--- Exercise materials ---
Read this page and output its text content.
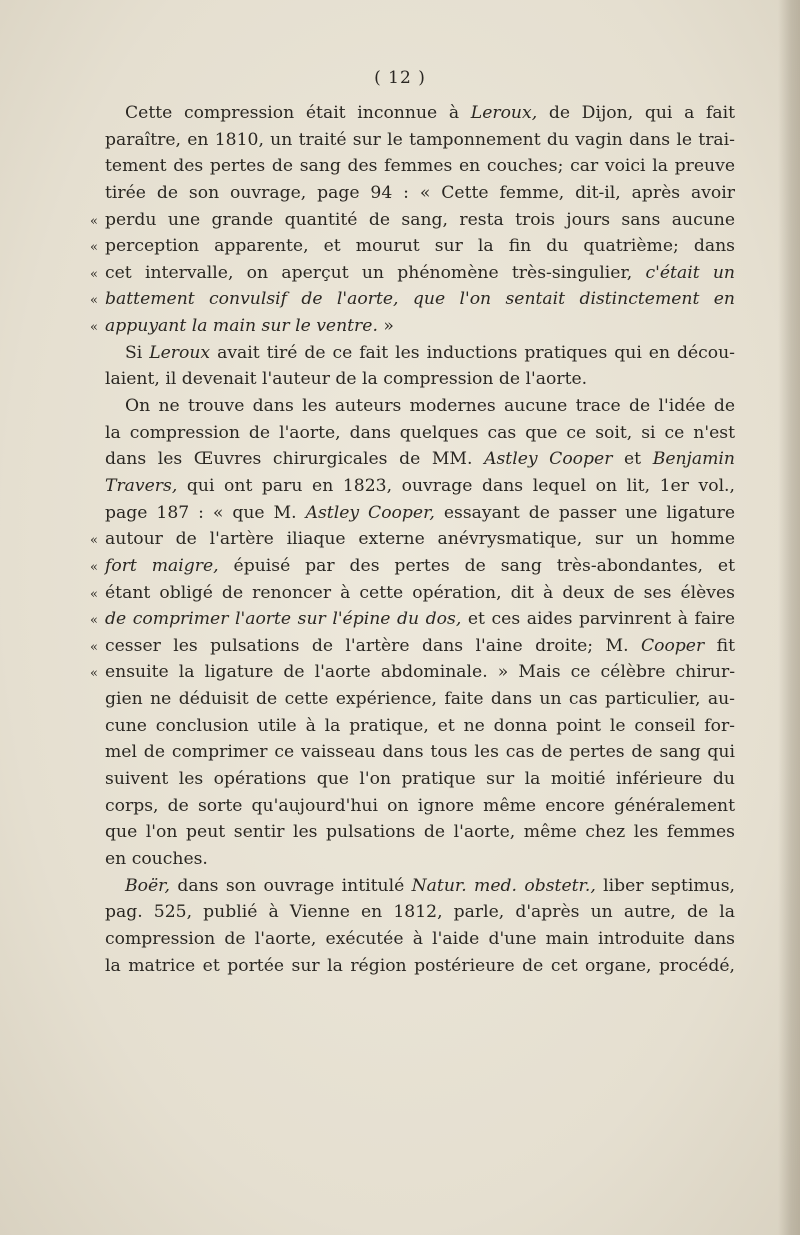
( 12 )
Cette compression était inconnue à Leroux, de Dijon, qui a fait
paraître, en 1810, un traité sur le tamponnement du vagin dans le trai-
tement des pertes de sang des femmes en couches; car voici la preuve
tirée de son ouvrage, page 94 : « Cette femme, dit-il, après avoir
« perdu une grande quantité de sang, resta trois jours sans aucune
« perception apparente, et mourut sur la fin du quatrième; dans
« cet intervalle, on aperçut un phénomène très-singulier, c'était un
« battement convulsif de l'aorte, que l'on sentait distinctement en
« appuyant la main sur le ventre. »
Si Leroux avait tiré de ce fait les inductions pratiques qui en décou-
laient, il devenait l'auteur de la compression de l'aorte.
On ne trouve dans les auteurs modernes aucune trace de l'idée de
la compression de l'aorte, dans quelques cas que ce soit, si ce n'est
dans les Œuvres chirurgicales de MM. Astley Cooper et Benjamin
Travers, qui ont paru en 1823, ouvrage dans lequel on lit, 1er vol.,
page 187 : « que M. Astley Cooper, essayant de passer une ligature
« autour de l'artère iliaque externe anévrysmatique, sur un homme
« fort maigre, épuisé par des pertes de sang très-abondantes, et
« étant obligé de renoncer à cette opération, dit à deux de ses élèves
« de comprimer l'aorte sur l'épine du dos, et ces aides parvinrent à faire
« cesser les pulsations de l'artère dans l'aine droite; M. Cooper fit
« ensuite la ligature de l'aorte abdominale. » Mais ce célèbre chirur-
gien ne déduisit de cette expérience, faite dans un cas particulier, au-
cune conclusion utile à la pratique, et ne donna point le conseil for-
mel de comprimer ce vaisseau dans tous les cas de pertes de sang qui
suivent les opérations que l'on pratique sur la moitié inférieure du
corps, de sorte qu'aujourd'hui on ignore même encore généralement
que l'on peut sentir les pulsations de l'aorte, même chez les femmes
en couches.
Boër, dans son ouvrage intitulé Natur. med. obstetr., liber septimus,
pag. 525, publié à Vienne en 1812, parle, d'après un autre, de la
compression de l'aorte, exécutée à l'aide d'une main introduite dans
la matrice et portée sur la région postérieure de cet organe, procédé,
---
--- Exercise materials ---
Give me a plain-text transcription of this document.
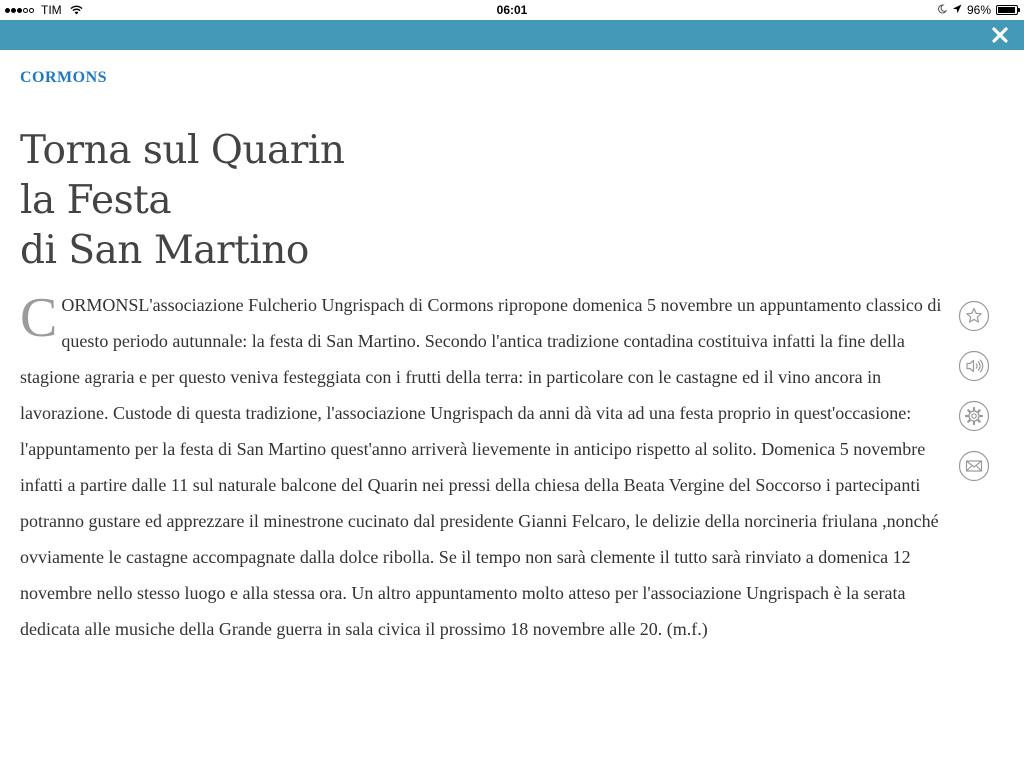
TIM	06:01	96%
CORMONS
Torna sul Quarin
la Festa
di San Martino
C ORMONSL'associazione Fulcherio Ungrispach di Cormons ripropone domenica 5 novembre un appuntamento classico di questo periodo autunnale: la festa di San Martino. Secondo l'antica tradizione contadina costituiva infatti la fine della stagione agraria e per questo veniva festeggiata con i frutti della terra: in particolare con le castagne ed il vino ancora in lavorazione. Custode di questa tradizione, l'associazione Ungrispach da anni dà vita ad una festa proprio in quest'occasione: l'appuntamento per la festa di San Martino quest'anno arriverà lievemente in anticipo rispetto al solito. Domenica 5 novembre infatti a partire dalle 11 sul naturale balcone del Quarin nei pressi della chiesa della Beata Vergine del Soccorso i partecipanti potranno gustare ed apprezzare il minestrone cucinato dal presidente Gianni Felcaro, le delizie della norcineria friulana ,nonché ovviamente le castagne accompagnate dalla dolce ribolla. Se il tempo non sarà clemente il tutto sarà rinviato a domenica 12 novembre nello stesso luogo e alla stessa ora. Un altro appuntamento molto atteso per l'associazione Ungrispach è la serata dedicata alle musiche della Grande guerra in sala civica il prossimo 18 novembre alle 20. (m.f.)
---
• **Exercise brief**: Identify the lines above that contain the word "femmes", then copy them.

• **Full response**:
tement des pertes de sang des femmes en couches; car voici la preuve
que l'on peut sentir les pulsations de l'aorte, même chez les femmes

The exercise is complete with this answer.